Task goal: Take the material and output all of it exactly.
begin Data to process
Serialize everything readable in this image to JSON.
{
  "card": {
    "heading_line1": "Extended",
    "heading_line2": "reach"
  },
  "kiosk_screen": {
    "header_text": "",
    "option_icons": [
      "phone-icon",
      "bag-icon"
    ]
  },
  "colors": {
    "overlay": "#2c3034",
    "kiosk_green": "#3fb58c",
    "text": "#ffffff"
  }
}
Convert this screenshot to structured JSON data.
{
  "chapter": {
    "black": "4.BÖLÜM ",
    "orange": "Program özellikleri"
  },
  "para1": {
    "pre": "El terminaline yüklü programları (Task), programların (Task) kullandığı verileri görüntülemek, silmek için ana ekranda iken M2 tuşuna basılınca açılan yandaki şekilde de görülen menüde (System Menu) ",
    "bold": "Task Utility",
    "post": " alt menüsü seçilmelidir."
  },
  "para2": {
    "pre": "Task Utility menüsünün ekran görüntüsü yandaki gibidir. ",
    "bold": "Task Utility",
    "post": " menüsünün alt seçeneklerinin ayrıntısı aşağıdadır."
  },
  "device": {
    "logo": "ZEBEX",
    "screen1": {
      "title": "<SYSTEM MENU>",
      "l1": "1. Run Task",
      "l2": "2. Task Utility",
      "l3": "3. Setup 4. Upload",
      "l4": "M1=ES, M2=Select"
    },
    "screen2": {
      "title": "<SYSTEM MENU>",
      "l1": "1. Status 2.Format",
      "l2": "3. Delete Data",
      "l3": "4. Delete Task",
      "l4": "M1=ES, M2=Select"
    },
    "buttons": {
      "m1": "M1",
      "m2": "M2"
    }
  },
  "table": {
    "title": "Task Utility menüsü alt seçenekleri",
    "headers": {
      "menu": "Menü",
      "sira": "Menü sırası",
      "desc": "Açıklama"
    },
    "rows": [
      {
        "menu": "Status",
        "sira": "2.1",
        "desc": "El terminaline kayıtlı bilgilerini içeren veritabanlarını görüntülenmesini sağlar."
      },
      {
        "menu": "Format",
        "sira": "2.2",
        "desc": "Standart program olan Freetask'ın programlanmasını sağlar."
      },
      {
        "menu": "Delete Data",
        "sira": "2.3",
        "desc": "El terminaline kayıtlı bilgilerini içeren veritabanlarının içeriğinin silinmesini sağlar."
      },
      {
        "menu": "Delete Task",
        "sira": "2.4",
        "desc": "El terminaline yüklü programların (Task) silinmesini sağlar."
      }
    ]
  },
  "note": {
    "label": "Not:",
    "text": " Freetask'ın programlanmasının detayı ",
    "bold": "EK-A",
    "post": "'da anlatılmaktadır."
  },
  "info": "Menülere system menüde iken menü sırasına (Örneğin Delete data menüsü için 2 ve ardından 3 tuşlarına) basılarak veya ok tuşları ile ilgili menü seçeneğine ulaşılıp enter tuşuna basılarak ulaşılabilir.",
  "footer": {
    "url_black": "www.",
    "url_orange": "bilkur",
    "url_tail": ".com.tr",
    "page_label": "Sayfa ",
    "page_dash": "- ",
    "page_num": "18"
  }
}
end Data to process
Response to this exercise:
Serialize everything readable in this image to JSON.
{
  "card": {
    "heading_line1": "Extended",
    "heading_line2": "reach"
  },
  "kiosk_screen": {
    "header_text": "",
    "option_icons": [
      "phone-icon",
      "bag-icon"
    ]
  },
  "colors": {
    "overlay": "#2c3034",
    "kiosk_green": "#3fb58c",
    "text": "#ffffff"
  }
}
Convert this screenshot to structured JSON data.
{
  "chapter": {
    "black": "4.BÖLÜM ",
    "orange": "Program özellikleri"
  },
  "para1": {
    "pre": "El terminaline yüklü programları (Task), programların (Task) kullandığı verileri görüntülemek, silmek için ana ekranda iken M2 tuşuna basılınca açılan yandaki şekilde de görülen menüde (System Menu) ",
    "bold": "Task Utility",
    "post": " alt menüsü seçilmelidir."
  },
  "para2": {
    "pre": "Task Utility menüsünün ekran görüntüsü yandaki gibidir. ",
    "bold": "Task Utility",
    "post": " menüsünün alt seçeneklerinin ayrıntısı aşağıdadır."
  },
  "device": {
    "logo": "ZEBEX",
    "screen1": {
      "title": "<SYSTEM MENU>",
      "l1": "1. Run Task",
      "l2": "2. Task Utility",
      "l3": "3. Setup 4. Upload",
      "l4": "M1=ES, M2=Select"
    },
    "screen2": {
      "title": "<SYSTEM MENU>",
      "l1": "1. Status 2.Format",
      "l2": "3. Delete Data",
      "l3": "4. Delete Task",
      "l4": "M1=ES, M2=Select"
    },
    "buttons": {
      "m1": "M1",
      "m2": "M2"
    }
  },
  "table": {
    "title": "Task Utility menüsü alt seçenekleri",
    "headers": {
      "menu": "Menü",
      "sira": "Menü sırası",
      "desc": "Açıklama"
    },
    "rows": [
      {
        "menu": "Status",
        "sira": "2.1",
        "desc": "El terminaline kayıtlı bilgilerini içeren veritabanlarını görüntülenmesini sağlar."
      },
      {
        "menu": "Format",
        "sira": "2.2",
        "desc": "Standart program olan Freetask'ın programlanmasını sağlar."
      },
      {
        "menu": "Delete Data",
        "sira": "2.3",
        "desc": "El terminaline kayıtlı bilgilerini içeren veritabanlarının içeriğinin silinmesini sağlar."
      },
      {
        "menu": "Delete Task",
        "sira": "2.4",
        "desc": "El terminaline yüklü programların (Task) silinmesini sağlar."
      }
    ]
  },
  "note": {
    "label": "Not:",
    "text": " Freetask'ın programlanmasının detayı ",
    "bold": "EK-A",
    "post": "'da anlatılmaktadır."
  },
  "info": "Menülere system menüde iken menü sırasına (Örneğin Delete data menüsü için 2 ve ardından 3 tuşlarına) basılarak veya ok tuşları ile ilgili menü seçeneğine ulaşılıp enter tuşuna basılarak ulaşılabilir.",
  "footer": {
    "url_black": "www.",
    "url_orange": "bilkur",
    "url_tail": ".com.tr",
    "page_label": "Sayfa ",
    "page_dash": "- ",
    "page_num": "18"
  }
}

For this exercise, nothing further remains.